DO THIS → Go through the listing and copy each line with the string "KELAUTAN".

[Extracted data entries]
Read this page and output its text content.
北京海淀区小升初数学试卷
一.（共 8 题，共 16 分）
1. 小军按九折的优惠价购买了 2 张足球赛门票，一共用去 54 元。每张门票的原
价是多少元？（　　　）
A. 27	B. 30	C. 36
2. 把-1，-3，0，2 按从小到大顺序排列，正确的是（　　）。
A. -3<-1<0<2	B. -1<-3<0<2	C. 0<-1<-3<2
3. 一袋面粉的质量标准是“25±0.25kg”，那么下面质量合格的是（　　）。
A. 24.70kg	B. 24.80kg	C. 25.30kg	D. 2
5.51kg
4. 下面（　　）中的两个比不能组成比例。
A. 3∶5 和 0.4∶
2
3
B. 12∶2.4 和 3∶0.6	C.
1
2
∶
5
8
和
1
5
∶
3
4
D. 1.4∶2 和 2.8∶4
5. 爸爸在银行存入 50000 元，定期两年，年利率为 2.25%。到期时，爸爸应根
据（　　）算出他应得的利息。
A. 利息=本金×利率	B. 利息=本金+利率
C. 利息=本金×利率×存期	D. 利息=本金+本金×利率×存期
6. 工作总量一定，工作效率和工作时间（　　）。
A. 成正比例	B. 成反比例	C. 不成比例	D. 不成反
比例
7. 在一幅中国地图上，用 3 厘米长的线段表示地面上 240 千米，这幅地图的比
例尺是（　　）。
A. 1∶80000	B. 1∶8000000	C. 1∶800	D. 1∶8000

--

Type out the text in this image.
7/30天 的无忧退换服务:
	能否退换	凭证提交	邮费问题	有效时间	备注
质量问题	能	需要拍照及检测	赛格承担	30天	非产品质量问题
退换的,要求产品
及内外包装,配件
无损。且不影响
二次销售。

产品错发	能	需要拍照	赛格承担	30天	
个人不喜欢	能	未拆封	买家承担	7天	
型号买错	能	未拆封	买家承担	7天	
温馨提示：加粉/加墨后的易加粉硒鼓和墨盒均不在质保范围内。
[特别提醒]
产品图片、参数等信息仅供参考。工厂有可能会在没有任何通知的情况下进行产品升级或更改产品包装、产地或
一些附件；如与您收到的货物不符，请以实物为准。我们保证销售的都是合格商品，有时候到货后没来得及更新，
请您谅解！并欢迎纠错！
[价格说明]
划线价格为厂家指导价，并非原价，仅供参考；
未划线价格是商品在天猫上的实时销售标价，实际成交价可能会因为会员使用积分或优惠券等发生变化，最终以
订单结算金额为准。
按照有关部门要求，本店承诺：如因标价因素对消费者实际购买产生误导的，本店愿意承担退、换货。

...

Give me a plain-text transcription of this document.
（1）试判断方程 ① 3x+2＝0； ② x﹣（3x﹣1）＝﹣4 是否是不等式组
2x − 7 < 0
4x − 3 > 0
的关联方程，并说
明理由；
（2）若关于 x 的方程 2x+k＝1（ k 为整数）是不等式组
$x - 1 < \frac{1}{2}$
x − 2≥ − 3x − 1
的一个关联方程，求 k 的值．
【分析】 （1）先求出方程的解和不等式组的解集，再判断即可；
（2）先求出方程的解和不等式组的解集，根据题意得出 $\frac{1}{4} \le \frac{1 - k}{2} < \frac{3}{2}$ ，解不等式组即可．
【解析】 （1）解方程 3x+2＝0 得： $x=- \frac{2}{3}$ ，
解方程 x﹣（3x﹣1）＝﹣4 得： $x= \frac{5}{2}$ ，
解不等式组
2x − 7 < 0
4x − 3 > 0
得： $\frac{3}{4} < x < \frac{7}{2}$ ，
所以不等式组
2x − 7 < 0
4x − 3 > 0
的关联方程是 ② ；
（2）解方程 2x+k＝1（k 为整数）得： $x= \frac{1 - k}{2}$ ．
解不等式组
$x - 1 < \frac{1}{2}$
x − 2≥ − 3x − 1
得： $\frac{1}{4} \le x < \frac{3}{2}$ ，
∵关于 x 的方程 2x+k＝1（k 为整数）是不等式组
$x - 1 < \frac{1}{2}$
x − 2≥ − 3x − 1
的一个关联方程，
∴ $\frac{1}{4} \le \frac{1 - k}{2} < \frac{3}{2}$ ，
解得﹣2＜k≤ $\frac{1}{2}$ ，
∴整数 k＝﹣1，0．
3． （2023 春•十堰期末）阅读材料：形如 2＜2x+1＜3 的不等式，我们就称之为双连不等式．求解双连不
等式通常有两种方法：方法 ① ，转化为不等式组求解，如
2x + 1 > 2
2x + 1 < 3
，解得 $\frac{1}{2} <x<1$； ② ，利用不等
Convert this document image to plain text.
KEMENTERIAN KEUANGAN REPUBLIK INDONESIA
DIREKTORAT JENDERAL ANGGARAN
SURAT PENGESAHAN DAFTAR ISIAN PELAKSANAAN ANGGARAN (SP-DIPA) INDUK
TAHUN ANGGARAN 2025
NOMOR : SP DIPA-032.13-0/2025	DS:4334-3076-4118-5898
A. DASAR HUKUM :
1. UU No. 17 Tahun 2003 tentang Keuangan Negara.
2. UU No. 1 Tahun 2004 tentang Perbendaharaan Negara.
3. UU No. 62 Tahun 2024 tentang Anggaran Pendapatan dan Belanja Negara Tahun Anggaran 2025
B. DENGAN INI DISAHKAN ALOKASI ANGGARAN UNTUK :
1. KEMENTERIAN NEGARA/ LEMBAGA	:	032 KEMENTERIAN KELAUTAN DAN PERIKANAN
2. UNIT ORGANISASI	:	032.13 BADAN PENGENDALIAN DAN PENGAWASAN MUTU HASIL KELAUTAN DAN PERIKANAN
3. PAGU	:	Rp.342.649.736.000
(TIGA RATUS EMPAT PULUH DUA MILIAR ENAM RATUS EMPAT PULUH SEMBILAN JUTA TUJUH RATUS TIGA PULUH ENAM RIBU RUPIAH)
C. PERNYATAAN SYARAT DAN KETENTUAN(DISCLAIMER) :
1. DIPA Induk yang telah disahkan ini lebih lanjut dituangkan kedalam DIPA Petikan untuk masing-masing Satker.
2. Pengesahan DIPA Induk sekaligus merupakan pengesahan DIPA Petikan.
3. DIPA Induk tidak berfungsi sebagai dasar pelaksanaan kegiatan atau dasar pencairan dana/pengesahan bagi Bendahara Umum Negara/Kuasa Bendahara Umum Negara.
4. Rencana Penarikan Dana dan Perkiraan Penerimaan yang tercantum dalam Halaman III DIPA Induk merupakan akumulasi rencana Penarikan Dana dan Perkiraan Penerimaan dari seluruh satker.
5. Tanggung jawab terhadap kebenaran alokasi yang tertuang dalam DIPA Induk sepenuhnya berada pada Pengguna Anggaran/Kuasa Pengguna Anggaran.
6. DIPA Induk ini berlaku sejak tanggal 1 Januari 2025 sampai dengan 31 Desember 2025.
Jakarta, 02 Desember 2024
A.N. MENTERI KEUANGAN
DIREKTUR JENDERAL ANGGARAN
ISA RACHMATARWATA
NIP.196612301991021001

RESULT OF THIS EXERCISE →
1. KEMENTERIAN NEGARA/ LEMBAGA	:	032 KEMENTERIAN KELAUTAN DAN PERIKANAN
2. UNIT ORGANISASI	:	032.13 BADAN PENGENDALIAN DAN PENGAWASAN MUTU HASIL KELAUTAN DAN PERIKANAN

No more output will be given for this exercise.